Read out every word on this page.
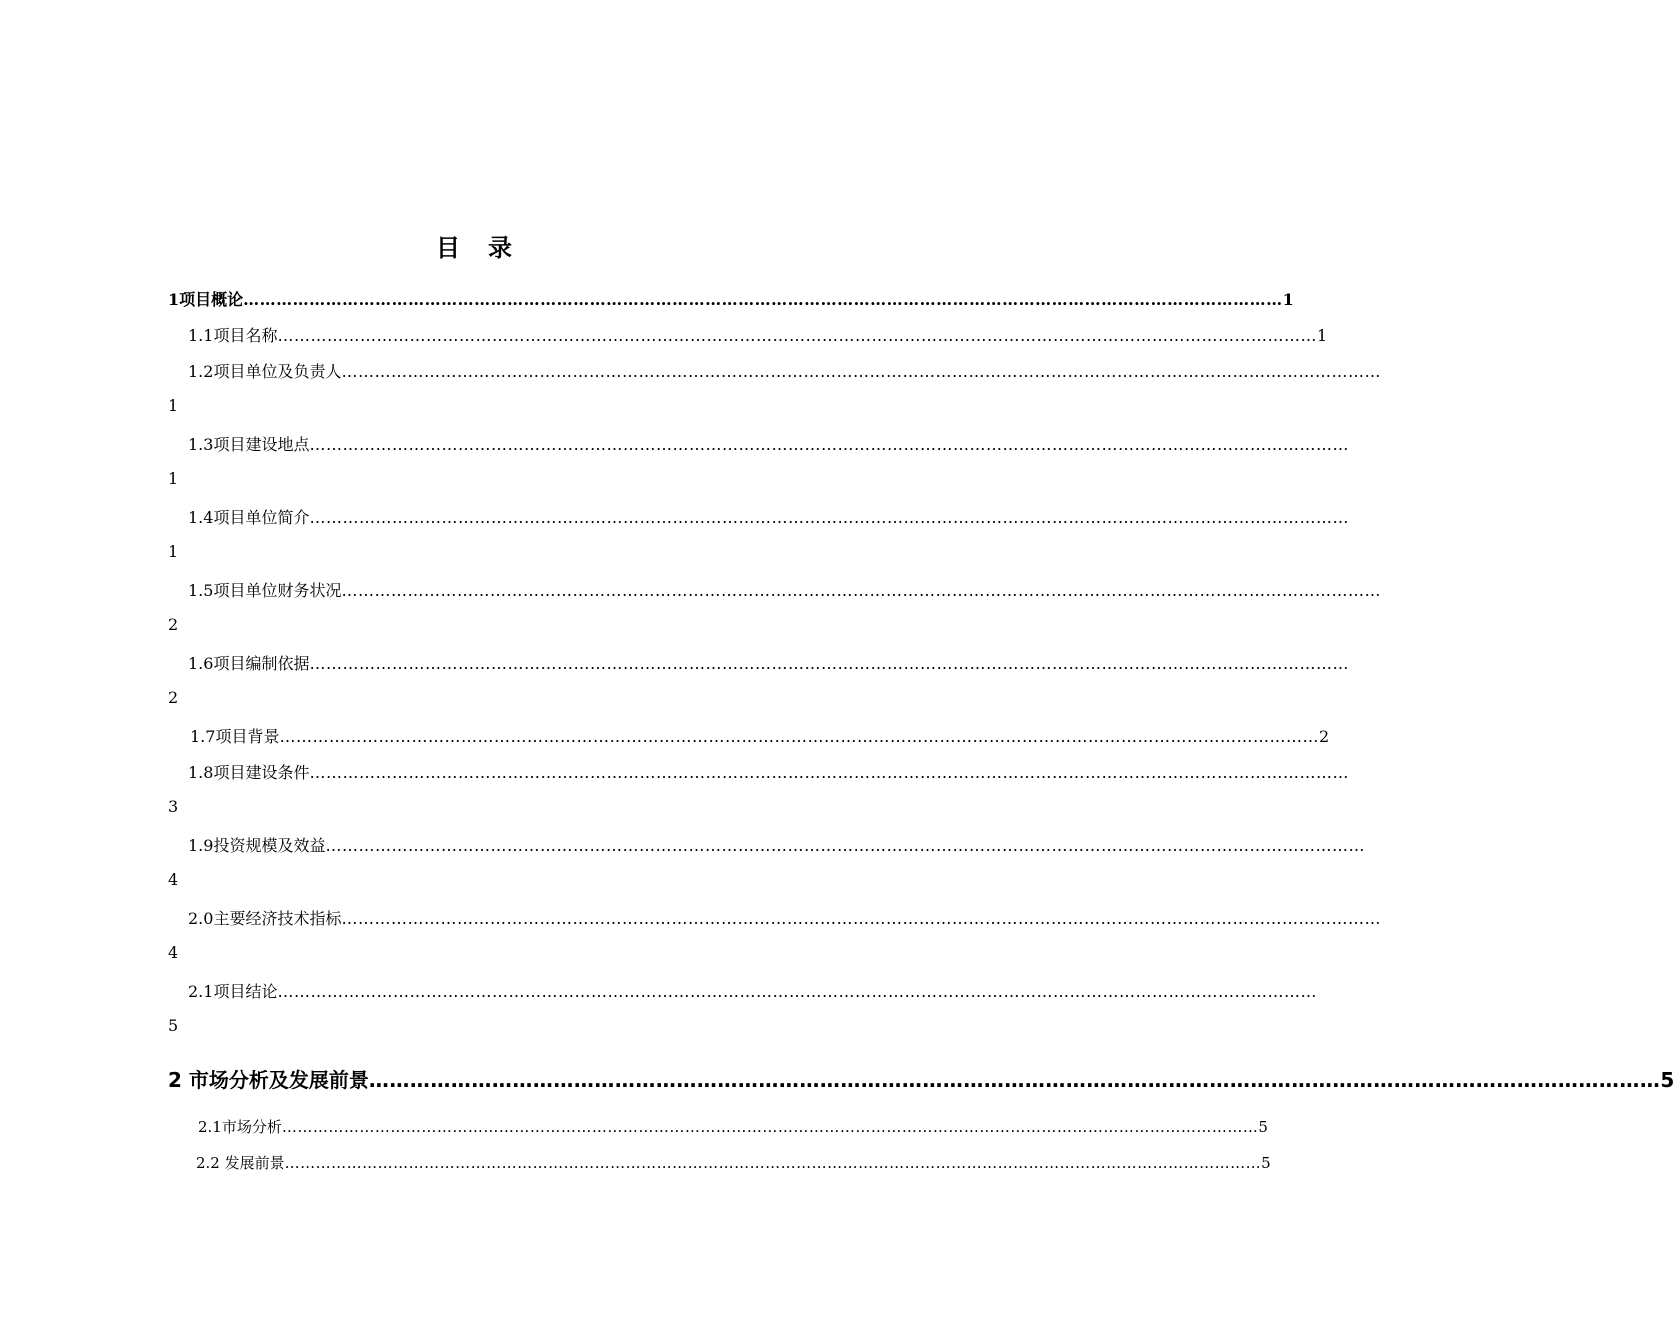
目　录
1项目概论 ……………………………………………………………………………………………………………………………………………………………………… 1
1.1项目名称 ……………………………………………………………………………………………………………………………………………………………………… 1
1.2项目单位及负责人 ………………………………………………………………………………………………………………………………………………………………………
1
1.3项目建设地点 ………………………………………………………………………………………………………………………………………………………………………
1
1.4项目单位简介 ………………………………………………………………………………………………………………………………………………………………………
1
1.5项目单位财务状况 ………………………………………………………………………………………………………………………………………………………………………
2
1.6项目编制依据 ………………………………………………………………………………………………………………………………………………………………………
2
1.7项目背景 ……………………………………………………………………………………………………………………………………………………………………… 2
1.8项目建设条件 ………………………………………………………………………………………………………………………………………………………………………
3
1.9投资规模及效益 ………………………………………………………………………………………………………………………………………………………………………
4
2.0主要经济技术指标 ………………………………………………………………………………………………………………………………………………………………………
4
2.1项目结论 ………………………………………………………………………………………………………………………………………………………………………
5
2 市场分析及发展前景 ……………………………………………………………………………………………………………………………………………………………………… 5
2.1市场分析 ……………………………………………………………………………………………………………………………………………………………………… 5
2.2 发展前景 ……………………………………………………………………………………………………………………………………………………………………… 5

■ REQUIREMENT
Reproduce the records above exactly, leaving out every picture they contain.

■ SOLUTION FOR THIS PROBLEM
Read out every word on this page.
目　录
1项目概论 ……………………………………………………………………………………………………………………………………………………………………… 1
1.1项目名称 ……………………………………………………………………………………………………………………………………………………………………… 1
1.2项目单位及负责人 ………………………………………………………………………………………………………………………………………………………………………
1
1.3项目建设地点 ………………………………………………………………………………………………………………………………………………………………………
1
1.4项目单位简介 ………………………………………………………………………………………………………………………………………………………………………
1
1.5项目单位财务状况 ………………………………………………………………………………………………………………………………………………………………………
2
1.6项目编制依据 ………………………………………………………………………………………………………………………………………………………………………
2
1.7项目背景 ……………………………………………………………………………………………………………………………………………………………………… 2
1.8项目建设条件 ………………………………………………………………………………………………………………………………………………………………………
3
1.9投资规模及效益 ………………………………………………………………………………………………………………………………………………………………………
4
2.0主要经济技术指标 ………………………………………………………………………………………………………………………………………………………………………
4
2.1项目结论 ………………………………………………………………………………………………………………………………………………………………………
5
2 市场分析及发展前景 ……………………………………………………………………………………………………………………………………………………………………… 5
2.1市场分析 ……………………………………………………………………………………………………………………………………………………………………… 5
2.2 发展前景 ……………………………………………………………………………………………………………………………………………………………………… 5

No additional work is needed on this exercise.